__WORK TO DO__.
Find each line containing the string "this". Copy it.

[Figure record extracts]
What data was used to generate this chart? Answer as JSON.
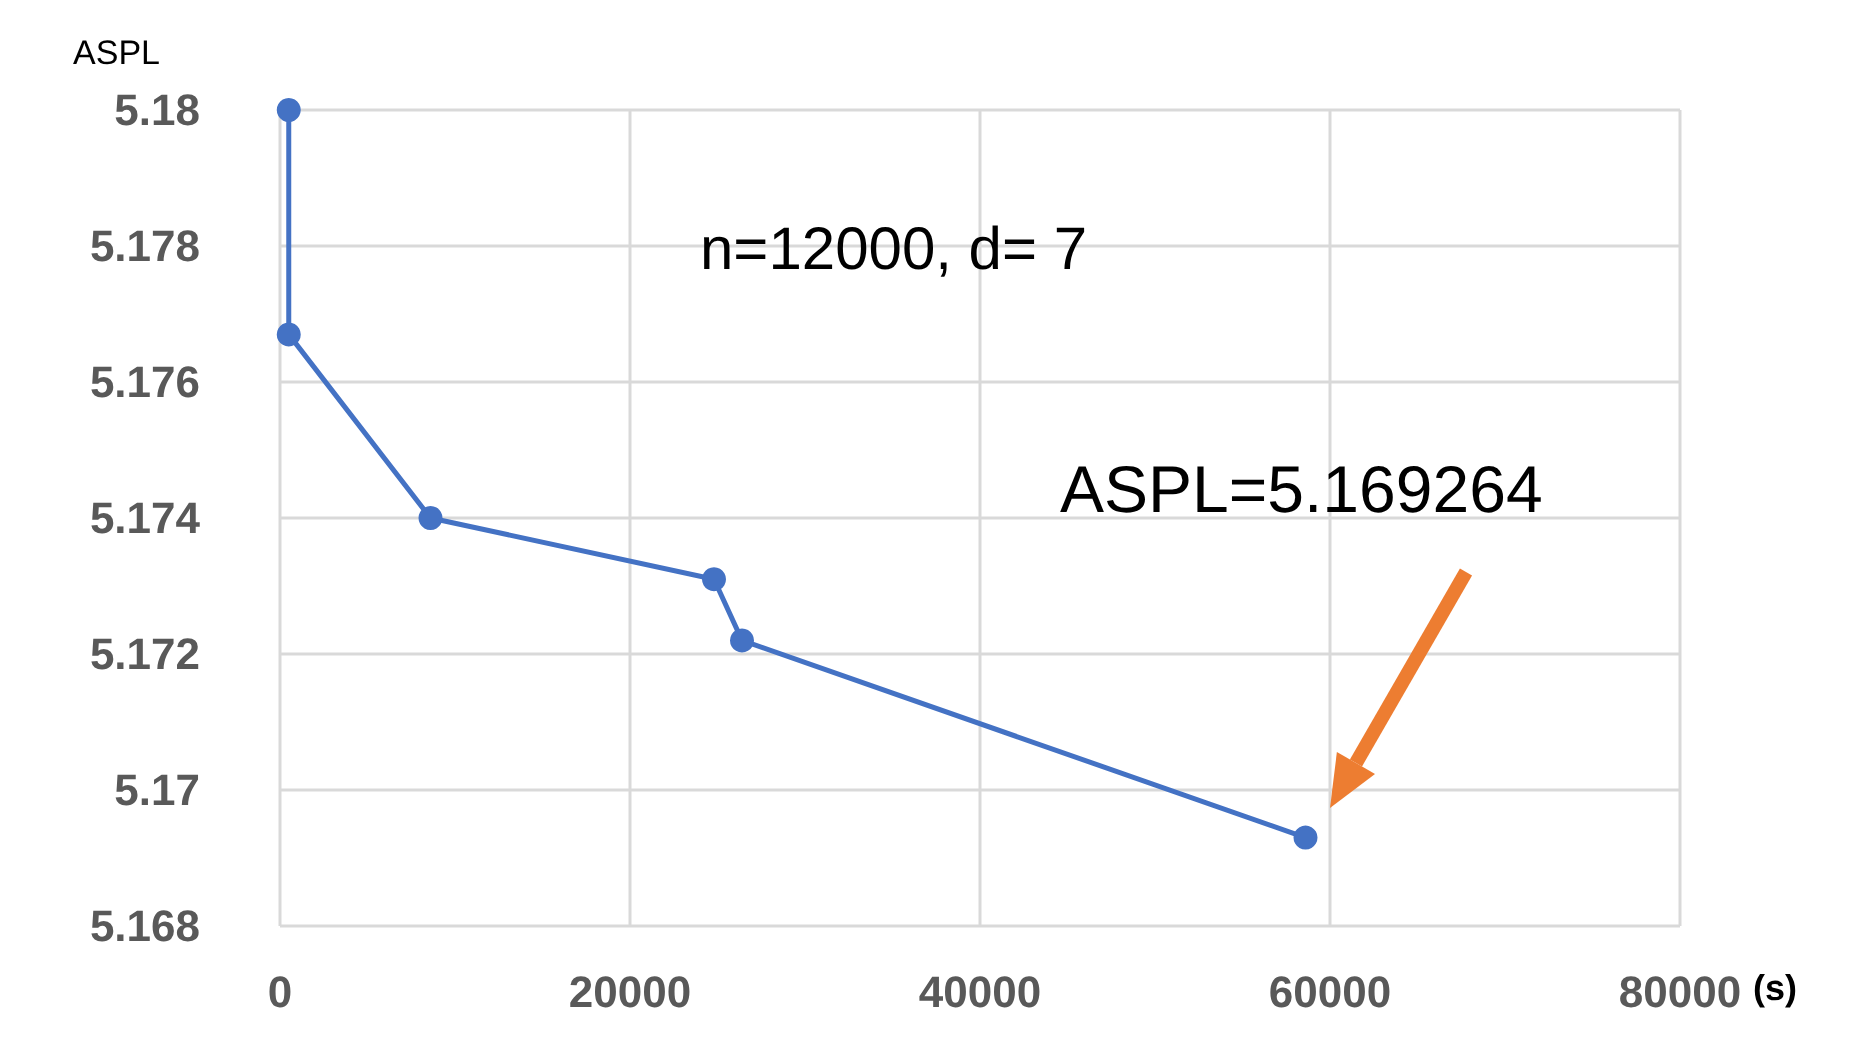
{
  "chart_data": {
    "type": "line",
    "ylabel": "ASPL",
    "xlabel": "(s)",
    "x": [
      500,
      500,
      8600,
      24800,
      26400,
      58600
    ],
    "series": [
      {
        "color": "#4472c4",
        "values": [
          5.18,
          5.1767,
          5.174,
          5.1731,
          5.1722,
          5.1693
        ]
      }
    ],
    "xlim": [
      0,
      80000
    ],
    "xticks": [
      0,
      20000,
      40000,
      60000,
      80000
    ],
    "ylim": [
      5.168,
      5.18
    ],
    "yticks": [
      5.168,
      5.17,
      5.172,
      5.174,
      5.176,
      5.178,
      5.18
    ],
    "grid": true,
    "marker": "circle",
    "line_style": "solid",
    "annotations": [
      "n=12000, d= 7",
      "ASPL=5.169264"
    ]
  }
}
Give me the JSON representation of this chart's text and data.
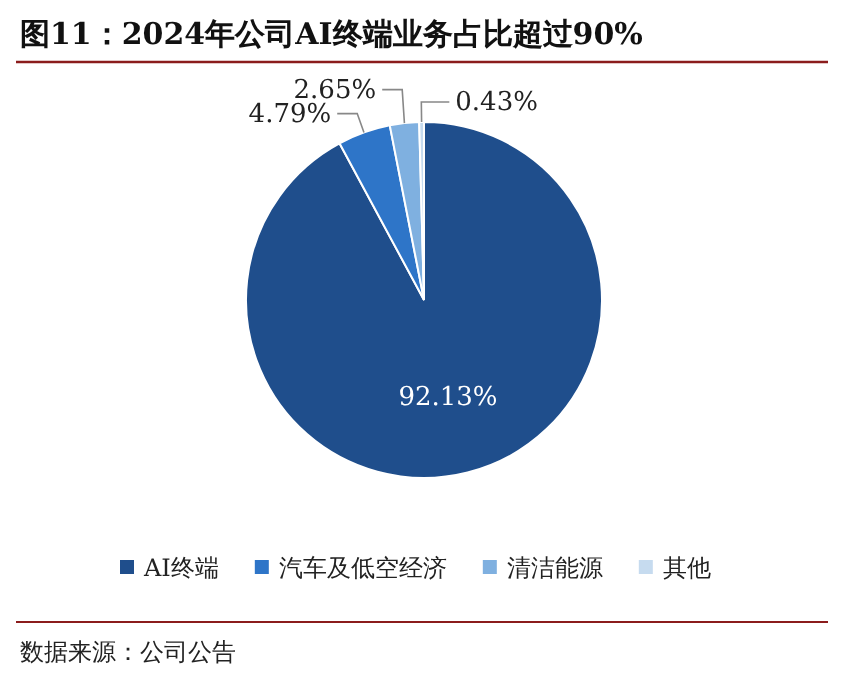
{
  "chart_data": {
    "type": "pie",
    "title": "图11：2024年公司AI终端业务占比超过90%",
    "categories": [
      "AI终端",
      "汽车及低空经济",
      "清洁能源",
      "其他"
    ],
    "values": [
      92.13,
      4.79,
      2.65,
      0.43
    ],
    "colors": [
      "#1f4e8c",
      "#2e75c8",
      "#7fb0e0",
      "#c6dbef"
    ],
    "value_labels": [
      "92.13%",
      "4.79%",
      "2.65%",
      "0.43%"
    ],
    "legend": "bottom",
    "annotations": [
      "数据来源：公司公告"
    ]
  }
}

__FINISHED ANSWER__.
What data was used to generate this chart? Answer as JSON.
Give me the JSON representation of this chart's text and data.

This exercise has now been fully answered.